▶ [The problem]:
Compile every line that includes the word "xlabel".
Begin Data for this task
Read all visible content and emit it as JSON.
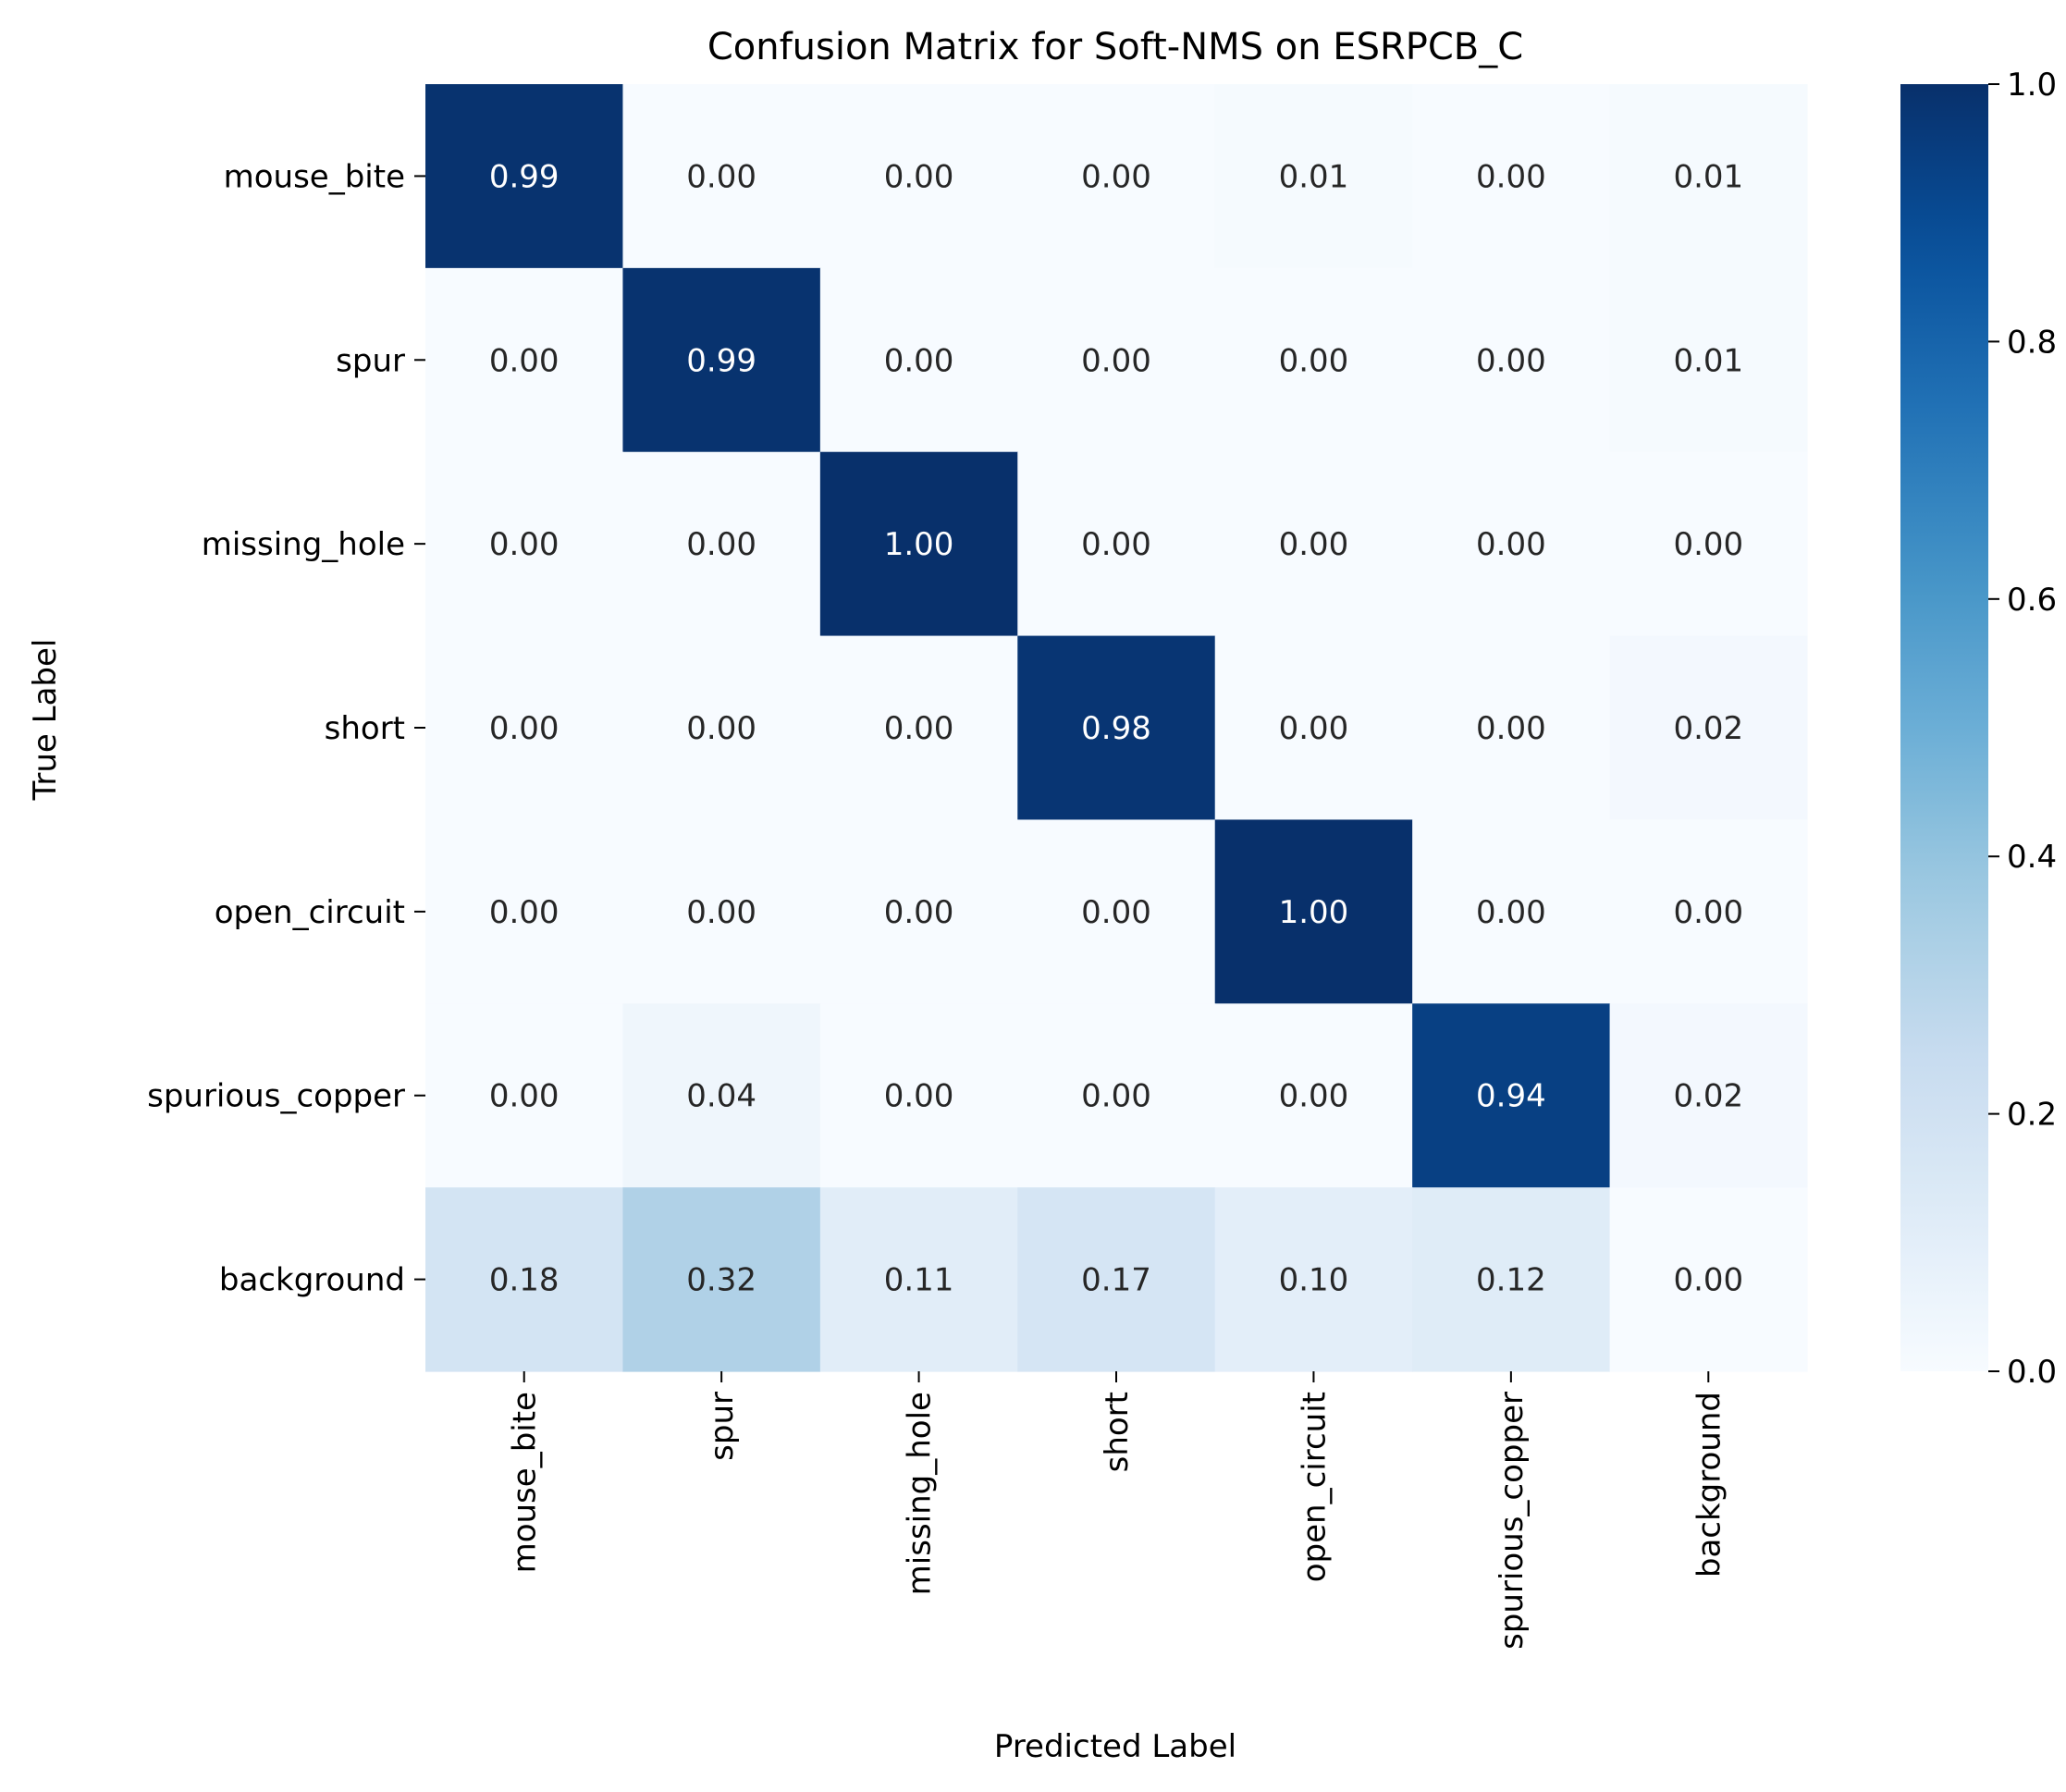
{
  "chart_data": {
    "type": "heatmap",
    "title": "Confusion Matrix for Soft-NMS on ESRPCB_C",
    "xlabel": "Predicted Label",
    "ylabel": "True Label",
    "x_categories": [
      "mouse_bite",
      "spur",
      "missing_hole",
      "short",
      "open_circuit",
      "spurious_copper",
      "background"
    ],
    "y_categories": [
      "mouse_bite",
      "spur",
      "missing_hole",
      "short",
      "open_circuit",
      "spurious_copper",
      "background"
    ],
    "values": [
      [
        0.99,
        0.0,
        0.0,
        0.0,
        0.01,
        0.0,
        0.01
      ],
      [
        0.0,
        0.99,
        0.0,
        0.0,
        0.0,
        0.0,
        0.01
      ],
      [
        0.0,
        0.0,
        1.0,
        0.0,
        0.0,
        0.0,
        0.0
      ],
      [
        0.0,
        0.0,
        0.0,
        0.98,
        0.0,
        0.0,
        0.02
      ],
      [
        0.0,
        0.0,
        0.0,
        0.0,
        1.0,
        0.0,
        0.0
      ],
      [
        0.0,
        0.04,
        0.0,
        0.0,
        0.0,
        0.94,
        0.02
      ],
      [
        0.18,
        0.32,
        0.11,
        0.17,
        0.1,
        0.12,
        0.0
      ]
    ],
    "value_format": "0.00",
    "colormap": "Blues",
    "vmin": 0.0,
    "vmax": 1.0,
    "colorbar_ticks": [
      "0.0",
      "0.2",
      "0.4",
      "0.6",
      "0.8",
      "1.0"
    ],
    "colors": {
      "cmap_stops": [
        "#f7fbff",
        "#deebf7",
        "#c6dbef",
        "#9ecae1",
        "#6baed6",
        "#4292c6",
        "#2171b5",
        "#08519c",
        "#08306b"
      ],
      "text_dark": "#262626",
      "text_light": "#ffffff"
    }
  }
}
End Data for this task
Begin Data for this task
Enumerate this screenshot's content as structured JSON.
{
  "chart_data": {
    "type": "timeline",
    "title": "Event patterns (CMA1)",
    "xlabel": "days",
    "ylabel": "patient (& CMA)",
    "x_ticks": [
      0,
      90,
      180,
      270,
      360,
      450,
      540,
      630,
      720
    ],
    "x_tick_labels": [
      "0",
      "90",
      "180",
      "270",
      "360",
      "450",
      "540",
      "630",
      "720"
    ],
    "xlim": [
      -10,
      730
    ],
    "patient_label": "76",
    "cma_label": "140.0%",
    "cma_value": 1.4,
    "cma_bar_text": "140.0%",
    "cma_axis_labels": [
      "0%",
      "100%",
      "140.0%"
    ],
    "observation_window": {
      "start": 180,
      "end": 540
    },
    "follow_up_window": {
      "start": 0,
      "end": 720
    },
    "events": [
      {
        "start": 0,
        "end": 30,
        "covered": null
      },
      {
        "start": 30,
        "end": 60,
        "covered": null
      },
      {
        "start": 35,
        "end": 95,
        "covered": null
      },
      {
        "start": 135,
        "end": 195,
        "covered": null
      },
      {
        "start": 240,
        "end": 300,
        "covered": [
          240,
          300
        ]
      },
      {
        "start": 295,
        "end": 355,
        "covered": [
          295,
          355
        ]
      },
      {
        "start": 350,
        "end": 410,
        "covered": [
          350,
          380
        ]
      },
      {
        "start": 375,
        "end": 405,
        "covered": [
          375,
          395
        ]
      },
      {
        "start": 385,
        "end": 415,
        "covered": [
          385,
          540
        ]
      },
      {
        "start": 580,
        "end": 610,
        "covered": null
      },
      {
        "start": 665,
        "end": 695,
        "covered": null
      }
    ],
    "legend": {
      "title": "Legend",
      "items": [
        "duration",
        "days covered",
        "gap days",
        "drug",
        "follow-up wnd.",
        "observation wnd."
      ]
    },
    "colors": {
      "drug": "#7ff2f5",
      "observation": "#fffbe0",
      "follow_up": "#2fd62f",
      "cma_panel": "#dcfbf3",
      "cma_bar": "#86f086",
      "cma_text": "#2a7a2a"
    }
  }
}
End Data for this task
▶ [Solved problem]:
    "xlabel": "Predicted Label",
    "xlabel": "days",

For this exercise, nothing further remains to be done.